> [Quoted passage]:
########################################
Anti-Olympics Movement Expands to Edmonton!

Anti-Olympics Movement Expands to Edmonton!

Sat Sept 27, 2008: Free Event at Native Friendship Center in Edmonton (see below)

Anti-Olympic efforts come to Edmonton

VueWeekly, Week of Sept. 25, 2008, No. 675

SCOTT HARRIS / scott@vueweekly.com

While it is still 18 months before athletes competing in the Vancouver 2010 Winter Olympic Games start arriving on Canada’s West Coast, last week’s closing ceremonies to wrap up the Beijing Paralympic Games signalled that the eyes of the Olympic-watching world would now fully shift focus to Canada.

And just as China discovered in the months leading up to the Beijing Olympics, while the Games may bring a flood of corporate sponsorship, new athletic infrastructure and international media attention, they are also inextricably linked with the politics of the host country and rife with controversies about who benefits and who suffers as a result of preparations to host the sporting world.

Since Vancouver first won its host bid in 2003, the Games have drawn the ire of many in British Columbia due to cost overruns—venue costs alone have ballooned 23 per cent above initial estimates to $580 million—and a host of other issues, including the use of a public-private partnership
to build a rapid transit link from the airport to downtown Vancouver, concerns about the impact preparations for the Games are having marginalized communities in Vancouver, and issues arising from unresolved land claims and development linked to the Games infringing on unceded First Nations land in the province.
########################################
> [Extracted entries]:
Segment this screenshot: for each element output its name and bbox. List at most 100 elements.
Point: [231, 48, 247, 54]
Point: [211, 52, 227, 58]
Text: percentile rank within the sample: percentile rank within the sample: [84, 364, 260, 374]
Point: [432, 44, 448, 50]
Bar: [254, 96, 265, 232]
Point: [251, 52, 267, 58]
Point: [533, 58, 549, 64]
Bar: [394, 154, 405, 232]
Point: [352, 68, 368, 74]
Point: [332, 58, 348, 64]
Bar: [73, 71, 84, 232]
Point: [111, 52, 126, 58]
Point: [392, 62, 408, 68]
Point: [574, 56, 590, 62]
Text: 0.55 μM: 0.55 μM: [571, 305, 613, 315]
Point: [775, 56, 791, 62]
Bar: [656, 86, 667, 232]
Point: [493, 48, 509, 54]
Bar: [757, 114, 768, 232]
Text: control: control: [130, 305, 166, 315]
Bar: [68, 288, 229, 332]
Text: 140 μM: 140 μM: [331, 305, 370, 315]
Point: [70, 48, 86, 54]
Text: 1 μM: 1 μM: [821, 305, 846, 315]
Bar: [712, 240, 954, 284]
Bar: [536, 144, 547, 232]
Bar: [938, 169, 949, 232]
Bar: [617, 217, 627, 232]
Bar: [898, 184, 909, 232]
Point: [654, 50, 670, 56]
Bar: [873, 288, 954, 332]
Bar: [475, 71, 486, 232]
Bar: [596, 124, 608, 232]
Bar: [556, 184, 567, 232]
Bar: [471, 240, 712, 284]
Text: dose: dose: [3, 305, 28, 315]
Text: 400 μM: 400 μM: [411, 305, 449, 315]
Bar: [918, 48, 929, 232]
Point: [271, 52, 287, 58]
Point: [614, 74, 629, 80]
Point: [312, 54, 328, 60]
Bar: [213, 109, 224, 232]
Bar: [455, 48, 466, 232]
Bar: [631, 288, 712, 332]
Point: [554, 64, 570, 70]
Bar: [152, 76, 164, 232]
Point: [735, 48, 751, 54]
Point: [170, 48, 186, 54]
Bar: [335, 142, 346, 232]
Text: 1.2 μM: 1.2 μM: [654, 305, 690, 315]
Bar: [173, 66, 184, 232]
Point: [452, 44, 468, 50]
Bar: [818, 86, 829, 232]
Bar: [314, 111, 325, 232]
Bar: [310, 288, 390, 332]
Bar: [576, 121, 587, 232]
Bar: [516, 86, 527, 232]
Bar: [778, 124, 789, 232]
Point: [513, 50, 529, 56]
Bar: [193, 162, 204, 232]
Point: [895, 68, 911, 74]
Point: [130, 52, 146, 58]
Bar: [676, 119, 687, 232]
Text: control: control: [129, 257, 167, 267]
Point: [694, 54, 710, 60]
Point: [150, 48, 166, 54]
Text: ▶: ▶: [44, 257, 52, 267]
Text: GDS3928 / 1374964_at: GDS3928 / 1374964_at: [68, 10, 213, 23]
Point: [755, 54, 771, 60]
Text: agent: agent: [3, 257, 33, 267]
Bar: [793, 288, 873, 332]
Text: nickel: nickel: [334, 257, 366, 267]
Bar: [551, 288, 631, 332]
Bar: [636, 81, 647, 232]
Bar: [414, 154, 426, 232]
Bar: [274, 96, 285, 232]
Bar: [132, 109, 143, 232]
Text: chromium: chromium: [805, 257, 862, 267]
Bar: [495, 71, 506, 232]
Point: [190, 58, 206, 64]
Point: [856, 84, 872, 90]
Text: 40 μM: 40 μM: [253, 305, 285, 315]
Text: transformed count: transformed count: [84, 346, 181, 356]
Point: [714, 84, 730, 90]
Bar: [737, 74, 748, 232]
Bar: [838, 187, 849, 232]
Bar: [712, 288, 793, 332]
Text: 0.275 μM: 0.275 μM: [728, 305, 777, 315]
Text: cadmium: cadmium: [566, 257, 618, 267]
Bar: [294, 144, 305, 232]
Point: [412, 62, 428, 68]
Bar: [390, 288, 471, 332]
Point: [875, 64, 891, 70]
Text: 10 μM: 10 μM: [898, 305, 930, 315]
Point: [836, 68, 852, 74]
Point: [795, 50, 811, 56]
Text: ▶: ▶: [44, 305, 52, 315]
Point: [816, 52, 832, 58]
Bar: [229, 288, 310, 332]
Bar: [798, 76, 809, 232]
########################################
> [Written instruction 1]: Using the anti-Olympics article, tell whether each statement agrees with it, answering yes or no and quoting the words that decide it: (a) Vancouver won its host bid in 2003. (b) Venue costs have gone up 32 per cent above the first estimates. (c) The free event in Edmonton is held at the Native Friendship Center.
> [Written instruction 2]: Write out again, word for word, the part of the anti-Olympics article from "Anti-Olympic efforts come" up to and including "focus to Canada.".

> [Complete output 1]:
(a) Yes: "Since Vancouver first won its host bid in 2003"
(b) No: "venue costs alone have ballooned 23 per cent above initial estimates to $580 million"
(c) Yes: "Free Event at Native Friendship Center in Edmonton"

> [Complete output 2]:
Anti-Olympic efforts come to Edmonton

VueWeekly, Week of Sept. 25, 2008, No. 675

SCOTT HARRIS / scott@vueweekly.com

While it is still 18 months before athletes competing in the Vancouver 2010 Winter Olympic Games start arriving on Canada’s West Coast, last week’s closing ceremonies to wrap up the Beijing Paralympic Games signalled that the eyes of the Olympic-watching world would now fully shift focus to Canada.